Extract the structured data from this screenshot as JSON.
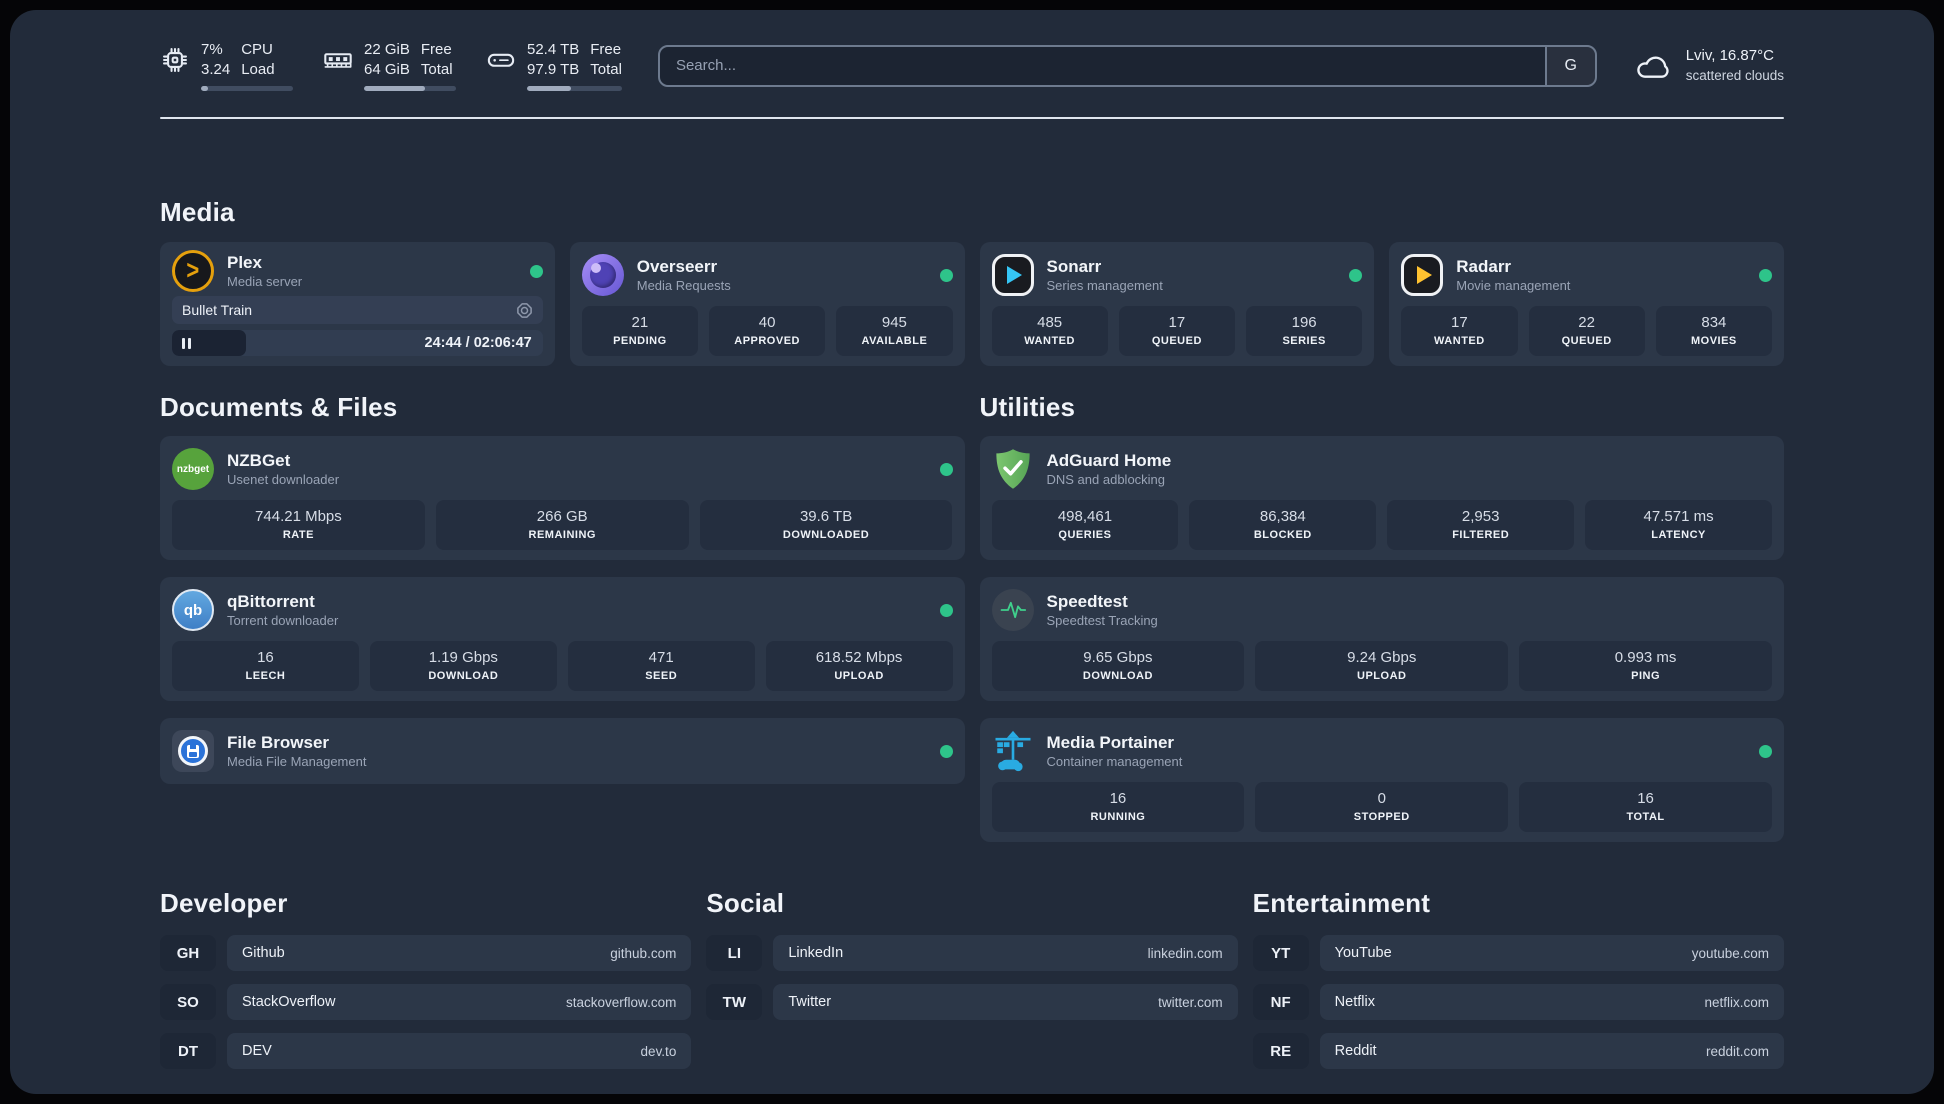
{
  "colors": {
    "background": "#222b3a",
    "card": "#2c3748",
    "stat_pill": "#242e3f",
    "status_online": "#2ec48a",
    "divider": "#dfe5ee",
    "plex_accent": "#e5a00d",
    "sonarr_accent": "#35c5f4",
    "radarr_accent": "#ffc230",
    "adguard_green": "#67b06c",
    "portainer_blue": "#29abe2"
  },
  "header": {
    "stats": [
      {
        "icon": "cpu-icon",
        "value_top": "7%",
        "value_bottom": "3.24",
        "label_top": "CPU",
        "label_bottom": "Load",
        "progress_pct": 8
      },
      {
        "icon": "ram-icon",
        "value_top": "22 GiB",
        "value_bottom": "64 GiB",
        "label_top": "Free",
        "label_bottom": "Total",
        "progress_pct": 66
      },
      {
        "icon": "disk-icon",
        "value_top": "52.4 TB",
        "value_bottom": "97.9 TB",
        "label_top": "Free",
        "label_bottom": "Total",
        "progress_pct": 46
      }
    ],
    "search": {
      "placeholder": "Search...",
      "button_label": "G"
    },
    "weather": {
      "icon": "cloud-icon",
      "location_temp": "Lviv, 16.87°C",
      "condition": "scattered clouds"
    }
  },
  "media": {
    "title": "Media",
    "apps": [
      {
        "icon": "plex-icon",
        "name": "Plex",
        "desc": "Media server",
        "online": true,
        "now_playing": {
          "title": "Bullet Train",
          "time": "24:44 / 02:06:47",
          "progress_pct": 20,
          "state": "paused"
        }
      },
      {
        "icon": "overseerr-icon",
        "name": "Overseerr",
        "desc": "Media Requests",
        "online": true,
        "stats": [
          {
            "value": "21",
            "label": "PENDING"
          },
          {
            "value": "40",
            "label": "APPROVED"
          },
          {
            "value": "945",
            "label": "AVAILABLE"
          }
        ]
      },
      {
        "icon": "sonarr-icon",
        "name": "Sonarr",
        "desc": "Series management",
        "online": true,
        "stats": [
          {
            "value": "485",
            "label": "WANTED"
          },
          {
            "value": "17",
            "label": "QUEUED"
          },
          {
            "value": "196",
            "label": "SERIES"
          }
        ]
      },
      {
        "icon": "radarr-icon",
        "name": "Radarr",
        "desc": "Movie management",
        "online": true,
        "stats": [
          {
            "value": "17",
            "label": "WANTED"
          },
          {
            "value": "22",
            "label": "QUEUED"
          },
          {
            "value": "834",
            "label": "MOVIES"
          }
        ]
      }
    ]
  },
  "documents": {
    "title": "Documents & Files",
    "apps": [
      {
        "icon": "nzbget-icon",
        "logo_text": "nzbget",
        "name": "NZBGet",
        "desc": "Usenet downloader",
        "online": true,
        "stats": [
          {
            "value": "744.21 Mbps",
            "label": "RATE"
          },
          {
            "value": "266 GB",
            "label": "REMAINING"
          },
          {
            "value": "39.6 TB",
            "label": "DOWNLOADED"
          }
        ]
      },
      {
        "icon": "qbittorrent-icon",
        "logo_text": "qb",
        "name": "qBittorrent",
        "desc": "Torrent downloader",
        "online": true,
        "stats": [
          {
            "value": "16",
            "label": "LEECH"
          },
          {
            "value": "1.19 Gbps",
            "label": "DOWNLOAD"
          },
          {
            "value": "471",
            "label": "SEED"
          },
          {
            "value": "618.52 Mbps",
            "label": "UPLOAD"
          }
        ]
      },
      {
        "icon": "filebrowser-icon",
        "name": "File Browser",
        "desc": "Media File Management",
        "online": true,
        "stats": []
      }
    ]
  },
  "utilities": {
    "title": "Utilities",
    "apps": [
      {
        "icon": "adguard-icon",
        "name": "AdGuard Home",
        "desc": "DNS and adblocking",
        "online": false,
        "stats": [
          {
            "value": "498,461",
            "label": "QUERIES"
          },
          {
            "value": "86,384",
            "label": "BLOCKED"
          },
          {
            "value": "2,953",
            "label": "FILTERED"
          },
          {
            "value": "47.571 ms",
            "label": "LATENCY"
          }
        ]
      },
      {
        "icon": "speedtest-icon",
        "name": "Speedtest",
        "desc": "Speedtest Tracking",
        "online": false,
        "stats": [
          {
            "value": "9.65 Gbps",
            "label": "DOWNLOAD"
          },
          {
            "value": "9.24 Gbps",
            "label": "UPLOAD"
          },
          {
            "value": "0.993 ms",
            "label": "PING"
          }
        ]
      },
      {
        "icon": "portainer-icon",
        "name": "Media Portainer",
        "desc": "Container management",
        "online": true,
        "stats": [
          {
            "value": "16",
            "label": "RUNNING"
          },
          {
            "value": "0",
            "label": "STOPPED"
          },
          {
            "value": "16",
            "label": "TOTAL"
          }
        ]
      }
    ]
  },
  "bookmarks": {
    "developer": {
      "title": "Developer",
      "items": [
        {
          "abbr": "GH",
          "name": "Github",
          "domain": "github.com"
        },
        {
          "abbr": "SO",
          "name": "StackOverflow",
          "domain": "stackoverflow.com"
        },
        {
          "abbr": "DT",
          "name": "DEV",
          "domain": "dev.to"
        }
      ]
    },
    "social": {
      "title": "Social",
      "items": [
        {
          "abbr": "LI",
          "name": "LinkedIn",
          "domain": "linkedin.com"
        },
        {
          "abbr": "TW",
          "name": "Twitter",
          "domain": "twitter.com"
        }
      ]
    },
    "entertainment": {
      "title": "Entertainment",
      "items": [
        {
          "abbr": "YT",
          "name": "YouTube",
          "domain": "youtube.com"
        },
        {
          "abbr": "NF",
          "name": "Netflix",
          "domain": "netflix.com"
        },
        {
          "abbr": "RE",
          "name": "Reddit",
          "domain": "reddit.com"
        }
      ]
    }
  }
}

▶ _The problem_
Each line in the records above should be reproduced exactly; images are not copied.

▶ _Task response_
Extract the structured data from this screenshot as JSON.
{
  "colors": {
    "background": "#222b3a",
    "card": "#2c3748",
    "stat_pill": "#242e3f",
    "status_online": "#2ec48a",
    "divider": "#dfe5ee",
    "plex_accent": "#e5a00d",
    "sonarr_accent": "#35c5f4",
    "radarr_accent": "#ffc230",
    "adguard_green": "#67b06c",
    "portainer_blue": "#29abe2"
  },
  "header": {
    "stats": [
      {
        "icon": "cpu-icon",
        "value_top": "7%",
        "value_bottom": "3.24",
        "label_top": "CPU",
        "label_bottom": "Load",
        "progress_pct": 8
      },
      {
        "icon": "ram-icon",
        "value_top": "22 GiB",
        "value_bottom": "64 GiB",
        "label_top": "Free",
        "label_bottom": "Total",
        "progress_pct": 66
      },
      {
        "icon": "disk-icon",
        "value_top": "52.4 TB",
        "value_bottom": "97.9 TB",
        "label_top": "Free",
        "label_bottom": "Total",
        "progress_pct": 46
      }
    ],
    "search": {
      "placeholder": "Search...",
      "button_label": "G"
    },
    "weather": {
      "icon": "cloud-icon",
      "location_temp": "Lviv, 16.87°C",
      "condition": "scattered clouds"
    }
  },
  "media": {
    "title": "Media",
    "apps": [
      {
        "icon": "plex-icon",
        "name": "Plex",
        "desc": "Media server",
        "online": true,
        "now_playing": {
          "title": "Bullet Train",
          "time": "24:44 / 02:06:47",
          "progress_pct": 20,
          "state": "paused"
        }
      },
      {
        "icon": "overseerr-icon",
        "name": "Overseerr",
        "desc": "Media Requests",
        "online": true,
        "stats": [
          {
            "value": "21",
            "label": "PENDING"
          },
          {
            "value": "40",
            "label": "APPROVED"
          },
          {
            "value": "945",
            "label": "AVAILABLE"
          }
        ]
      },
      {
        "icon": "sonarr-icon",
        "name": "Sonarr",
        "desc": "Series management",
        "online": true,
        "stats": [
          {
            "value": "485",
            "label": "WANTED"
          },
          {
            "value": "17",
            "label": "QUEUED"
          },
          {
            "value": "196",
            "label": "SERIES"
          }
        ]
      },
      {
        "icon": "radarr-icon",
        "name": "Radarr",
        "desc": "Movie management",
        "online": true,
        "stats": [
          {
            "value": "17",
            "label": "WANTED"
          },
          {
            "value": "22",
            "label": "QUEUED"
          },
          {
            "value": "834",
            "label": "MOVIES"
          }
        ]
      }
    ]
  },
  "documents": {
    "title": "Documents & Files",
    "apps": [
      {
        "icon": "nzbget-icon",
        "logo_text": "nzbget",
        "name": "NZBGet",
        "desc": "Usenet downloader",
        "online": true,
        "stats": [
          {
            "value": "744.21 Mbps",
            "label": "RATE"
          },
          {
            "value": "266 GB",
            "label": "REMAINING"
          },
          {
            "value": "39.6 TB",
            "label": "DOWNLOADED"
          }
        ]
      },
      {
        "icon": "qbittorrent-icon",
        "logo_text": "qb",
        "name": "qBittorrent",
        "desc": "Torrent downloader",
        "online": true,
        "stats": [
          {
            "value": "16",
            "label": "LEECH"
          },
          {
            "value": "1.19 Gbps",
            "label": "DOWNLOAD"
          },
          {
            "value": "471",
            "label": "SEED"
          },
          {
            "value": "618.52 Mbps",
            "label": "UPLOAD"
          }
        ]
      },
      {
        "icon": "filebrowser-icon",
        "name": "File Browser",
        "desc": "Media File Management",
        "online": true,
        "stats": []
      }
    ]
  },
  "utilities": {
    "title": "Utilities",
    "apps": [
      {
        "icon": "adguard-icon",
        "name": "AdGuard Home",
        "desc": "DNS and adblocking",
        "online": false,
        "stats": [
          {
            "value": "498,461",
            "label": "QUERIES"
          },
          {
            "value": "86,384",
            "label": "BLOCKED"
          },
          {
            "value": "2,953",
            "label": "FILTERED"
          },
          {
            "value": "47.571 ms",
            "label": "LATENCY"
          }
        ]
      },
      {
        "icon": "speedtest-icon",
        "name": "Speedtest",
        "desc": "Speedtest Tracking",
        "online": false,
        "stats": [
          {
            "value": "9.65 Gbps",
            "label": "DOWNLOAD"
          },
          {
            "value": "9.24 Gbps",
            "label": "UPLOAD"
          },
          {
            "value": "0.993 ms",
            "label": "PING"
          }
        ]
      },
      {
        "icon": "portainer-icon",
        "name": "Media Portainer",
        "desc": "Container management",
        "online": true,
        "stats": [
          {
            "value": "16",
            "label": "RUNNING"
          },
          {
            "value": "0",
            "label": "STOPPED"
          },
          {
            "value": "16",
            "label": "TOTAL"
          }
        ]
      }
    ]
  },
  "bookmarks": {
    "developer": {
      "title": "Developer",
      "items": [
        {
          "abbr": "GH",
          "name": "Github",
          "domain": "github.com"
        },
        {
          "abbr": "SO",
          "name": "StackOverflow",
          "domain": "stackoverflow.com"
        },
        {
          "abbr": "DT",
          "name": "DEV",
          "domain": "dev.to"
        }
      ]
    },
    "social": {
      "title": "Social",
      "items": [
        {
          "abbr": "LI",
          "name": "LinkedIn",
          "domain": "linkedin.com"
        },
        {
          "abbr": "TW",
          "name": "Twitter",
          "domain": "twitter.com"
        }
      ]
    },
    "entertainment": {
      "title": "Entertainment",
      "items": [
        {
          "abbr": "YT",
          "name": "YouTube",
          "domain": "youtube.com"
        },
        {
          "abbr": "NF",
          "name": "Netflix",
          "domain": "netflix.com"
        },
        {
          "abbr": "RE",
          "name": "Reddit",
          "domain": "reddit.com"
        }
      ]
    }
  }
}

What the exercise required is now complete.